◆ PROBLEM DETAILS ◆
Draw out every line with the word "nghiệp" from the listing below.

◆ Saved data entries ◆
• • • • • • •
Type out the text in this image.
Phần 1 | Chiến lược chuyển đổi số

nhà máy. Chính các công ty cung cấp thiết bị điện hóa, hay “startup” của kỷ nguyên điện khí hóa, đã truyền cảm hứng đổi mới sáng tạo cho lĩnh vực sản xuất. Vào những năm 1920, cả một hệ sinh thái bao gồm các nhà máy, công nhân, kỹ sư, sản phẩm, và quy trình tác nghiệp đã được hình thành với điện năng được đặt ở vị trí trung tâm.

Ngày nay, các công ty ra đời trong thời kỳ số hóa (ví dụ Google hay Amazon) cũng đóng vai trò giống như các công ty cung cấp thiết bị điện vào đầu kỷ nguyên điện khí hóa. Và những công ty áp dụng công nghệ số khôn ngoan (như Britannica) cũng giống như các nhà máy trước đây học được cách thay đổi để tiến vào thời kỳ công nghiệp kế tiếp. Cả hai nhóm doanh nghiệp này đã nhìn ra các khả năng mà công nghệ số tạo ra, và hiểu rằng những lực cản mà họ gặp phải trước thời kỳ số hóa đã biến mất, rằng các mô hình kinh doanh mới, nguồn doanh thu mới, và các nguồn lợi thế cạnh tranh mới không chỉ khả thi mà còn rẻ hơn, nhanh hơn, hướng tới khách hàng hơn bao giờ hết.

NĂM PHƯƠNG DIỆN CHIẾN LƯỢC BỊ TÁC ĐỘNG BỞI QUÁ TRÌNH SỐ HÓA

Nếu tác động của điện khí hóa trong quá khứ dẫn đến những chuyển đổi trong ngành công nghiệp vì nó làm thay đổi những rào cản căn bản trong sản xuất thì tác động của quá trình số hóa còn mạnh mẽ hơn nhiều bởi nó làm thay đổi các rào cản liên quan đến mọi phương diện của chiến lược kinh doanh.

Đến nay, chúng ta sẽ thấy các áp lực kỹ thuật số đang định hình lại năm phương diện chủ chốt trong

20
• • • • • • •
◆ SOLUTION TO THE PROBLEM ◆
nhà máy. Chính các công ty cung cấp thiết bị điện hóa, hay “startup” của kỷ nguyên điện khí hóa, đã truyền cảm hứng đổi mới sáng tạo cho lĩnh vực sản xuất. Vào những năm 1920, cả một hệ sinh thái bao gồm các nhà máy, công nhân, kỹ sư, sản phẩm, và quy trình tác nghiệp đã được hình thành với điện năng được đặt ở vị trí trung tâm.
Ngày nay, các công ty ra đời trong thời kỳ số hóa (ví dụ Google hay Amazon) cũng đóng vai trò giống như các công ty cung cấp thiết bị điện vào đầu kỷ nguyên điện khí hóa. Và những công ty áp dụng công nghệ số khôn ngoan (như Britannica) cũng giống như các nhà máy trước đây học được cách thay đổi để tiến vào thời kỳ công nghiệp kế tiếp. Cả hai nhóm doanh nghiệp này đã nhìn ra các khả năng mà công nghệ số tạo ra, và hiểu rằng những lực cản mà họ gặp phải trước thời kỳ số hóa đã biến mất, rằng các mô hình kinh doanh mới, nguồn doanh thu mới, và các nguồn lợi thế cạnh tranh mới không chỉ khả thi mà còn rẻ hơn, nhanh hơn, hướng tới khách hàng hơn bao giờ hết.
Nếu tác động của điện khí hóa trong quá khứ dẫn đến những chuyển đổi trong ngành công nghiệp vì nó làm thay đổi những rào cản căn bản trong sản xuất thì tác động của quá trình số hóa còn mạnh mẽ hơn nhiều bởi nó làm thay đổi các rào cản liên quan đến mọi phương diện của chiến lược kinh doanh.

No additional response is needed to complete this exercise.